## [Your instructions]
Pick each line that has "area" out of the records.

(Entries taken from a collection)
Segment Open
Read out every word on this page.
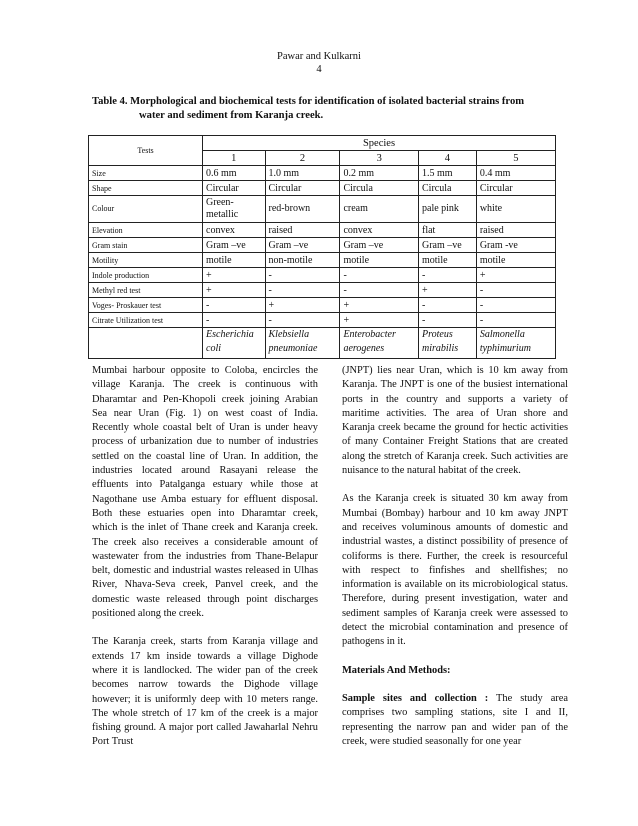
Pawar and Kulkarni
4
Table 4. Morphological and biochemical tests for identification of isolated bacterial strains from
water and sediment from Karanja creek.
Tests	Species				
	1	2	3	4	5
Size	0.6 mm	1.0 mm	0.2 mm	1.5 mm	0.4 mm
Shape	Circular	Circular	Circula	Circula	Circular
Colour	Green-metallic	red-brown	cream	pale pink	white
Elevation	convex	raised	convex	flat	raised
Gram stain	Gram –ve	Gram –ve	Gram –ve	Gram –ve	Gram -ve
Motility	motile	non-motile	motile	motile	motile
Indole production	+	-	-	-	+
Methyl red test	+	-	-	+	-
Voges- Proskauer test	-	+	+	-	-
Citrate Utilization test	-	-	+	-	-
	Escherichia coli	Klebsiella pneumoniae	Enterobacter aerogenes	Proteus mirabilis	Salmonella typhimurium

Mumbai harbour opposite to Coloba, encircles the village Karanja. The creek is continuous with Dharamtar and Pen-Khopoli creek joining Arabian Sea near Uran (Fig. 1) on west coast of India. Recently whole coastal belt of Uran is under heavy process of urbanization due to number of industries settled on the coastal line of Uran. In addition, the industries located around Rasayani release the effluents into Patalganga estuary while those at Nagothane use Amba estuary for effluent disposal. Both these estuaries open into Dharamtar creek, which is the inlet of Thane creek and Karanja creek. The creek also receives a considerable amount of wastewater from the industries from Thane-Belapur belt, domestic and industrial wastes released in Ulhas River, Nhava-Seva creek, Panvel creek, and the domestic waste released through point discharges positioned along the creek.

The Karanja creek, starts from Karanja village and extends 17 km inside towards a village Dighode where it is landlocked. The wider pan of the creek becomes narrow towards the Dighode village however; it is uniformly deep with 10 meters range. The whole stretch of 17 km of the creek is a major fishing ground. A major port called Jawaharlal Nehru Port Trust

(JNPT) lies near Uran, which is 10 km away from Karanja. The JNPT is one of the busiest international ports in the country and supports a variety of maritime activities. The area of Uran shore and Karanja creek became the ground for hectic activities of many Container Freight Stations that are created along the stretch of Karanja creek. Such activities are nuisance to the natural habitat of the creek.

As the Karanja creek is situated 30 km away from Mumbai (Bombay) harbour and 10 km away JNPT and receives voluminous amounts of domestic and industrial wastes, a distinct possibility of presence of coliforms is there. Further, the creek is resourceful with respect to finfishes and shellfishes; no information is available on its microbiological status. Therefore, during present investigation, water and sediment samples of Karanja creek were assessed to detect the microbial contamination and presence of pathogens in it.

Materials And Methods:

Sample sites and collection : The study area comprises two sampling stations, site I and II, representing the narrow pan and wider pan of the creek, were studied seasonally for one year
Segment Closed
## [Written answer]
(JNPT) lies near Uran, which is 10 km away from Karanja. The JNPT is one of the busiest international ports in the country and supports a variety of maritime activities. The area of Uran shore and Karanja creek became the ground for hectic activities of many Container Freight Stations that are created along the stretch of Karanja creek. Such activities are nuisance to the natural habitat of the creek.
Sample sites and collection : The study area comprises two sampling stations, site I and II, representing the narrow pan and wider pan of the creek, were studied seasonally for one year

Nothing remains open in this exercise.